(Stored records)
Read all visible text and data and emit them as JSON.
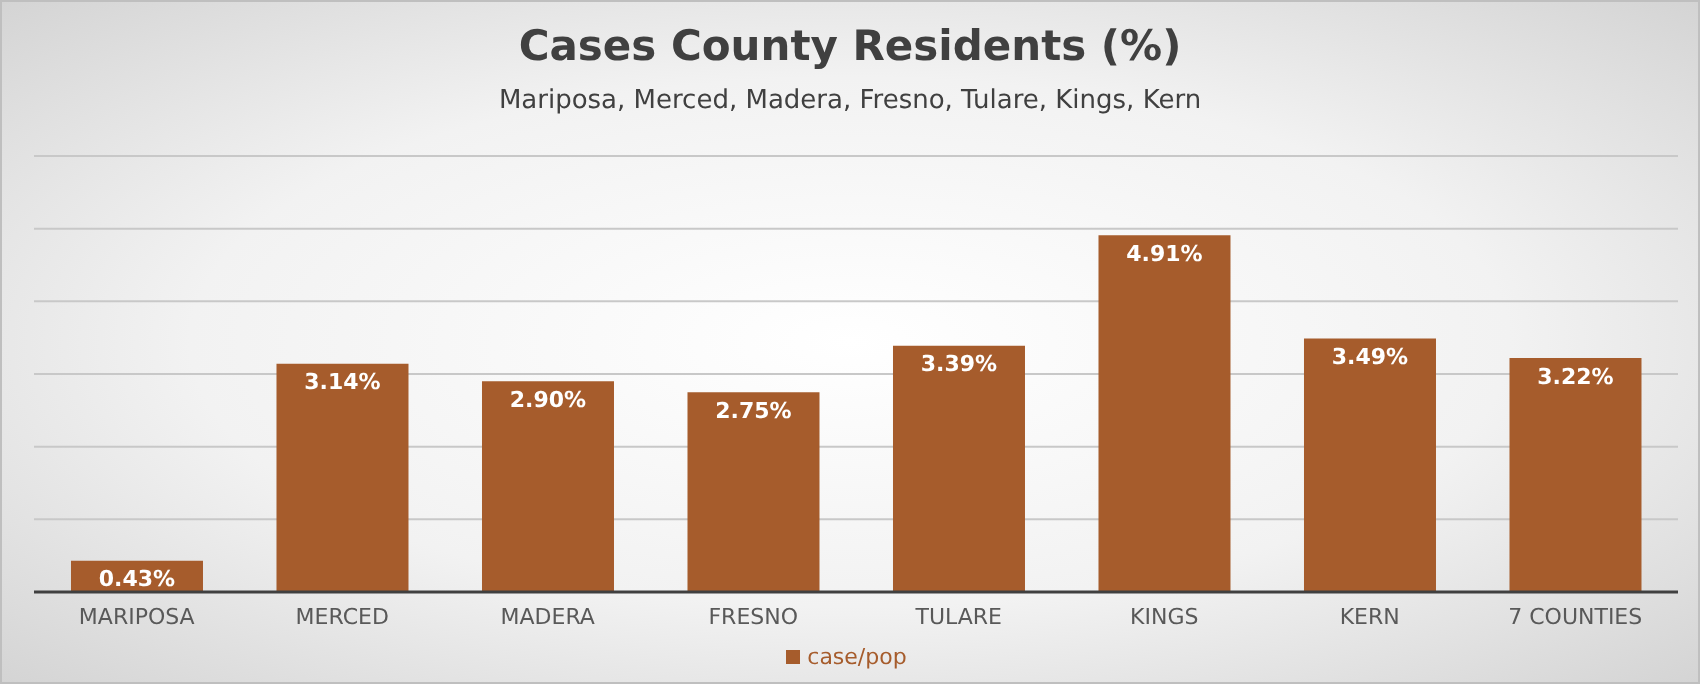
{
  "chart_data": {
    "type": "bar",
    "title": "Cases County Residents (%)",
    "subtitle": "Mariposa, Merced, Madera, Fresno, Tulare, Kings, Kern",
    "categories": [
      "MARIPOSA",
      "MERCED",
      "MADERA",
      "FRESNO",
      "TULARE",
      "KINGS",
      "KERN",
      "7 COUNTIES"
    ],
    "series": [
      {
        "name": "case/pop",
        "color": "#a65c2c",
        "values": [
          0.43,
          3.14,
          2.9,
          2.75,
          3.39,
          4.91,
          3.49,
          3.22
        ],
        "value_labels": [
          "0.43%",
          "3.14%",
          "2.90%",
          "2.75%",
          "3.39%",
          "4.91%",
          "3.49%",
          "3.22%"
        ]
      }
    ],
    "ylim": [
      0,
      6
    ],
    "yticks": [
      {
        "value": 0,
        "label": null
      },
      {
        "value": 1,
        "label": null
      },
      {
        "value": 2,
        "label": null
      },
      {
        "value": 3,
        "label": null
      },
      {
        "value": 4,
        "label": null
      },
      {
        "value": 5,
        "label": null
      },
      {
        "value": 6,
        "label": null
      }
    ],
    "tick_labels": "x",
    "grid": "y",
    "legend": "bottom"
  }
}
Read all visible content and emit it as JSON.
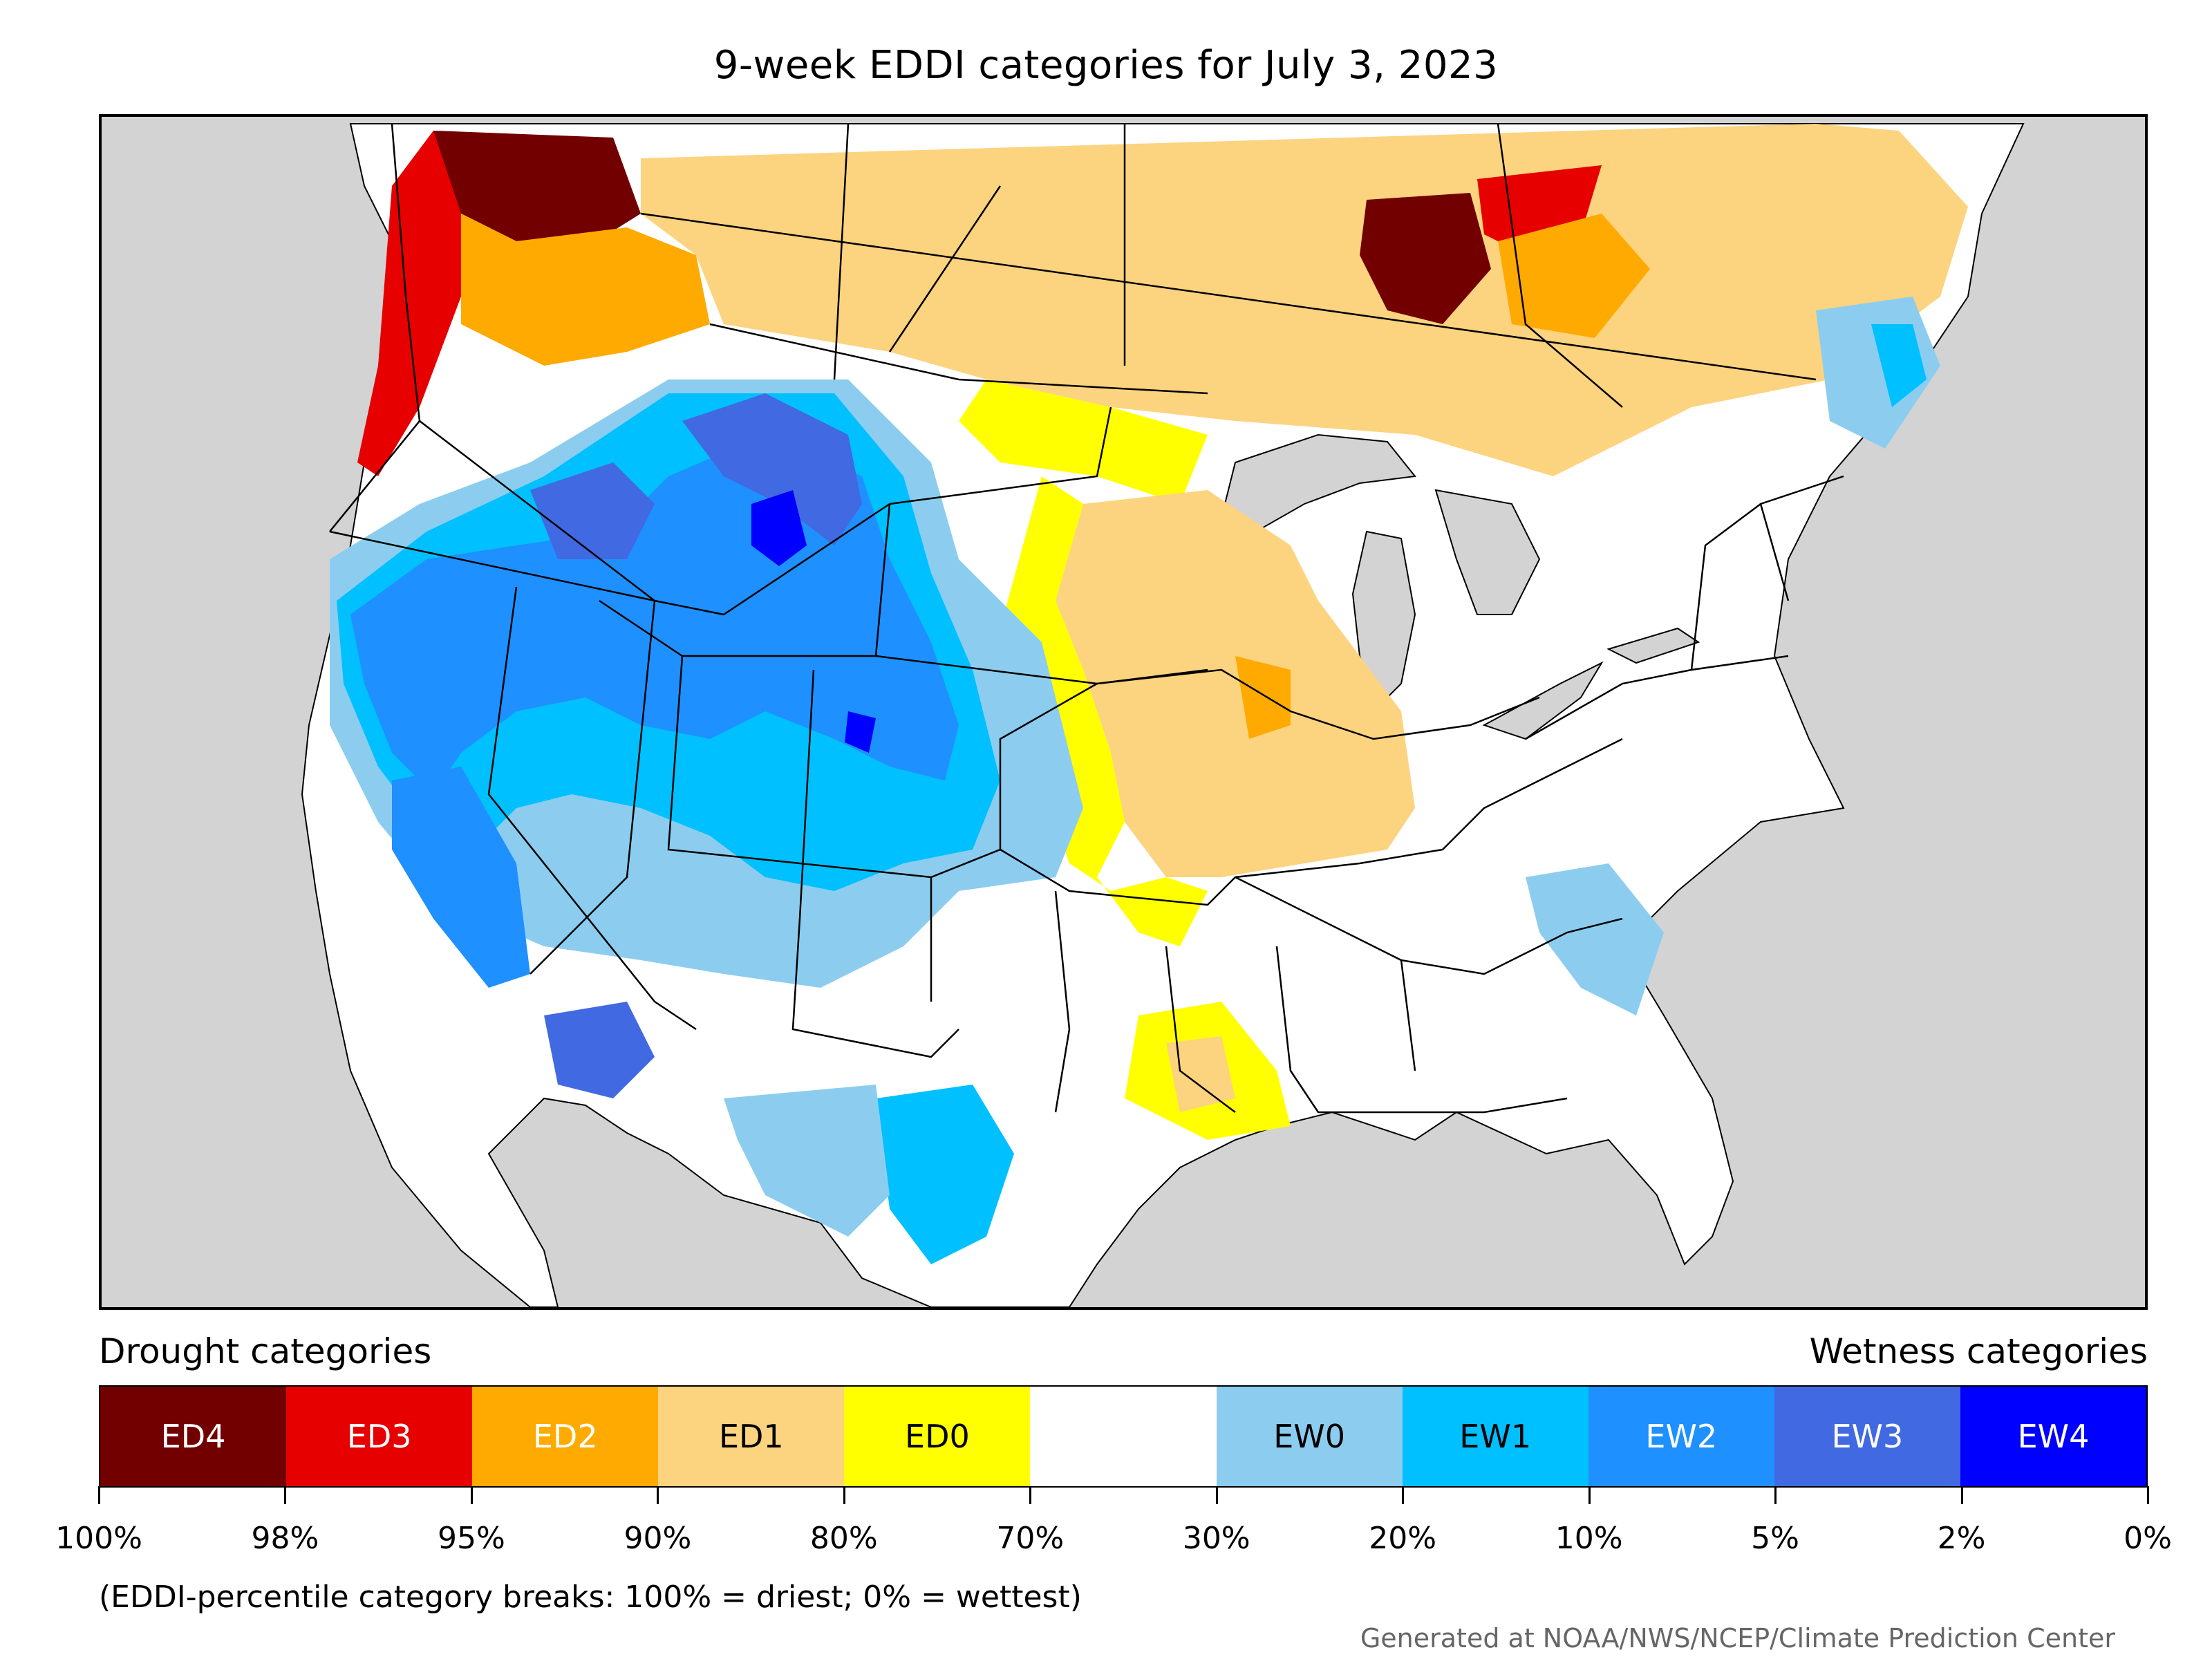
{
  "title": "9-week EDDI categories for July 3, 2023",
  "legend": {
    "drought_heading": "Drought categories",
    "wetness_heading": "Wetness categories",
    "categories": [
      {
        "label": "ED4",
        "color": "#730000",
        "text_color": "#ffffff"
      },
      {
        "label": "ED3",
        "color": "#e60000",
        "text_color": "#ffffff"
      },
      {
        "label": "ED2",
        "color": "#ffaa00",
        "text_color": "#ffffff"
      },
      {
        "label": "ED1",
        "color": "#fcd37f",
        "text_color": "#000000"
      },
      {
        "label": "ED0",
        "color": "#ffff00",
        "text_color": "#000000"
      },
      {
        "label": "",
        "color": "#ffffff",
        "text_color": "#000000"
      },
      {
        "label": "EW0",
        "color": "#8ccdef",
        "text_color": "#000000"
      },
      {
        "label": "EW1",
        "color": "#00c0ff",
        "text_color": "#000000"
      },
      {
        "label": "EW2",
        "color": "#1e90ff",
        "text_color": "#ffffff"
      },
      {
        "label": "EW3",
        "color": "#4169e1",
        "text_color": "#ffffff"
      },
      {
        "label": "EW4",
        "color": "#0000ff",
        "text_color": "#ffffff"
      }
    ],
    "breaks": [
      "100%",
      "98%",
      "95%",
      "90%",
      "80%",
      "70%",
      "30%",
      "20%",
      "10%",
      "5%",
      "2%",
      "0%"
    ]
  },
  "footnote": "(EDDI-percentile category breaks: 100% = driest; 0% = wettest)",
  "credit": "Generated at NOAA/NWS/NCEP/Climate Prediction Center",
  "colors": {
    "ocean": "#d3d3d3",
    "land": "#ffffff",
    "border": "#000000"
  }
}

§ What you are asked to do
Look through the records and gather every line containing "EDDI".

§ The reply
  "title": "9-week EDDI categories for July 3, 2023",
  "footnote": "(EDDI-percentile category breaks: 100% = driest; 0% = wettest)",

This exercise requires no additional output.